Exercise goal: Your answer should be only a number: how many lines include the word "data".

○ ○ ○ ○ ○

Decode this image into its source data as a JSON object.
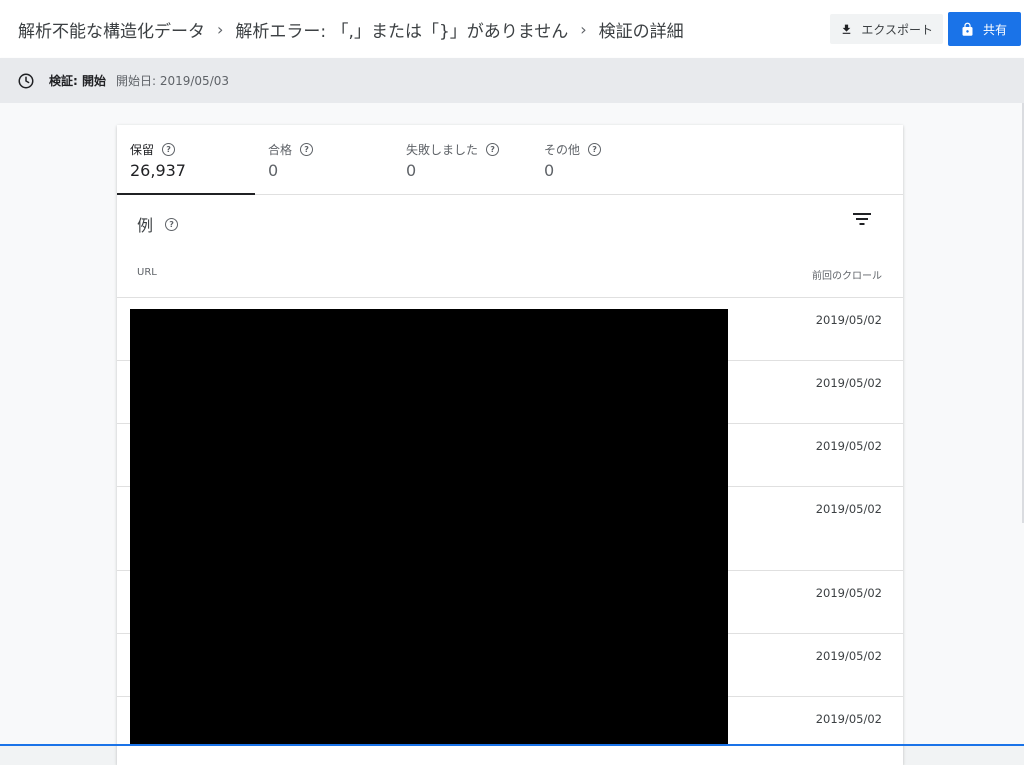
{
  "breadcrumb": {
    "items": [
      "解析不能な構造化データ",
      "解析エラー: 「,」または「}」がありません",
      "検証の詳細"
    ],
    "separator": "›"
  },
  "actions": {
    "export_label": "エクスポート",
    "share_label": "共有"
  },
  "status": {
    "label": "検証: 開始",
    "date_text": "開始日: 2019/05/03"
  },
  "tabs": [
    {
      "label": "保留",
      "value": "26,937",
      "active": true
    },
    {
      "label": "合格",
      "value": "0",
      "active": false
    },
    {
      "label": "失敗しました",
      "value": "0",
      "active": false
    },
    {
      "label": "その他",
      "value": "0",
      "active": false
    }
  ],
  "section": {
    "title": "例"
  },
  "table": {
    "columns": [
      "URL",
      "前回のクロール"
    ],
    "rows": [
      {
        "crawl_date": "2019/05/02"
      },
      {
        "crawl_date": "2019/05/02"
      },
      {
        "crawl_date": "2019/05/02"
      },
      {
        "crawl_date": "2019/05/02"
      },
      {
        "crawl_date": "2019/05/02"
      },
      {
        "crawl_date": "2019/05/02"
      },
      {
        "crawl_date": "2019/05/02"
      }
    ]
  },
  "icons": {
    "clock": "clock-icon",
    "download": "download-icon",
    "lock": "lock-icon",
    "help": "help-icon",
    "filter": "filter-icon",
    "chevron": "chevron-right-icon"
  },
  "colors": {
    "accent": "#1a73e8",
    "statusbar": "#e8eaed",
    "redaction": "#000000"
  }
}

○ ○ ○ ○ ○

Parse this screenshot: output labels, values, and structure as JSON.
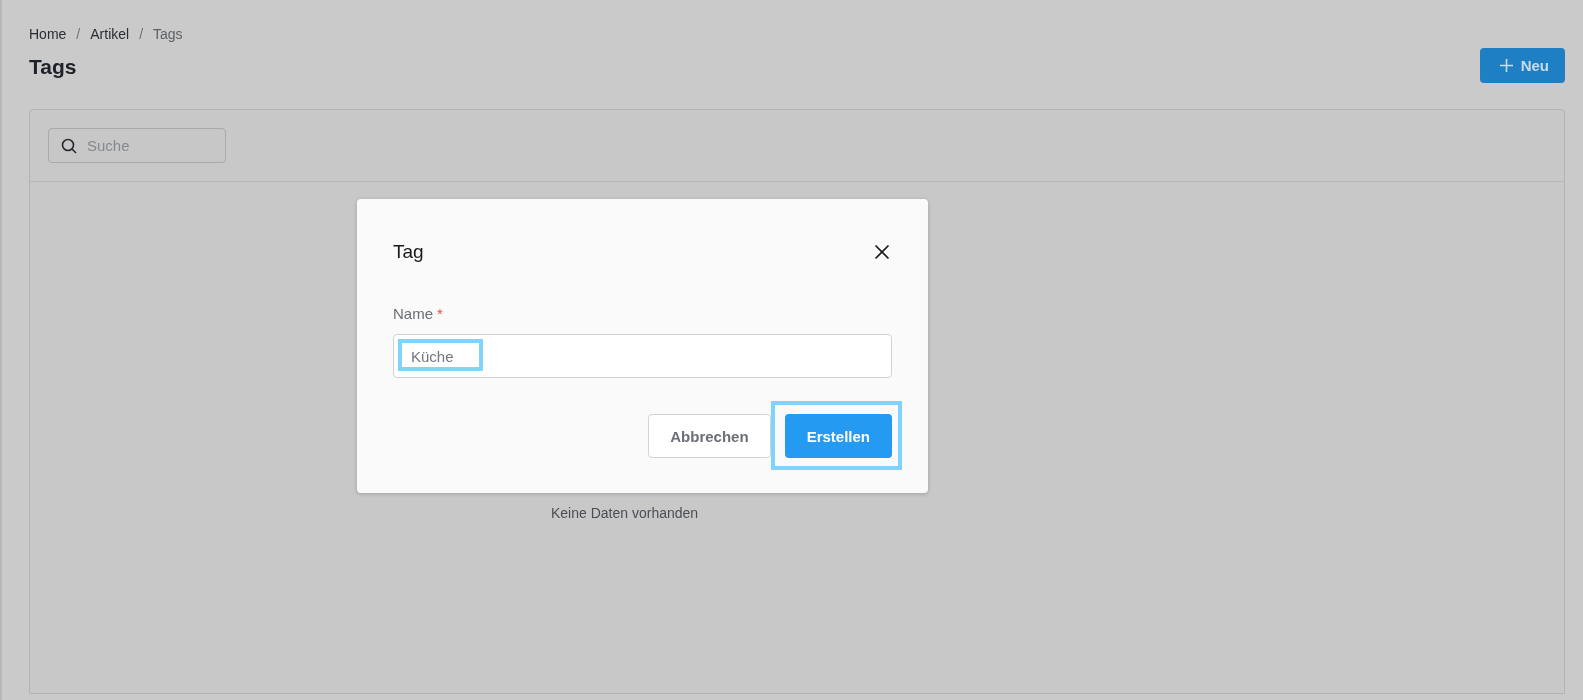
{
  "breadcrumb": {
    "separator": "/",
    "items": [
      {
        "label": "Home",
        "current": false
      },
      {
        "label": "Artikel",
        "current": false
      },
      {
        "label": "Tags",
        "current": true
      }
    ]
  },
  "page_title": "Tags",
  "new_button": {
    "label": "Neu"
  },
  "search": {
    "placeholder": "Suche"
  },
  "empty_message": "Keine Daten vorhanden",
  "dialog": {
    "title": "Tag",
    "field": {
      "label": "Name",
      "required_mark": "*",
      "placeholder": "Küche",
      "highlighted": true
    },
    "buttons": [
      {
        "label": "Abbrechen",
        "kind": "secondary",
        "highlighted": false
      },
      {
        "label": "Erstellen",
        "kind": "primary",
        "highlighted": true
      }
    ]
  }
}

○ ○ ○ ○ ○

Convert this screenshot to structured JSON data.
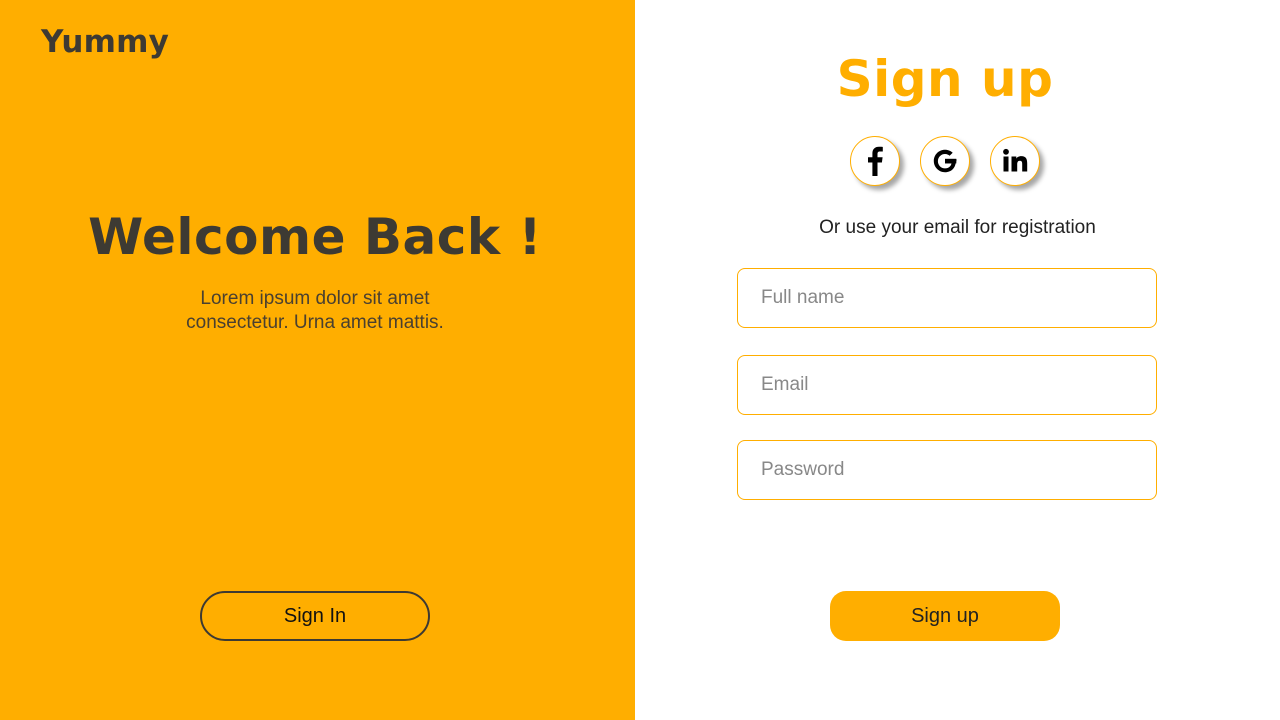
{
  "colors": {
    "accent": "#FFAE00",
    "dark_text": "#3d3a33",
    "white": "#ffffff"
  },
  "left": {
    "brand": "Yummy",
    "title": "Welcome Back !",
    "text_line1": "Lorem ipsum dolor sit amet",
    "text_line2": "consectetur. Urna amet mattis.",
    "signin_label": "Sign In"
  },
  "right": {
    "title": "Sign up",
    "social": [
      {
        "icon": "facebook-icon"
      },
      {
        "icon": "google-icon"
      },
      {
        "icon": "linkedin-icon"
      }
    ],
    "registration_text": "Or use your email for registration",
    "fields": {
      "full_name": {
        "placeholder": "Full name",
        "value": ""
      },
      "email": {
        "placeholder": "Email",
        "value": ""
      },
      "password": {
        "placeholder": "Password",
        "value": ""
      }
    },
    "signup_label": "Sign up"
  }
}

○ ○ ○ ○ ○

Result: 2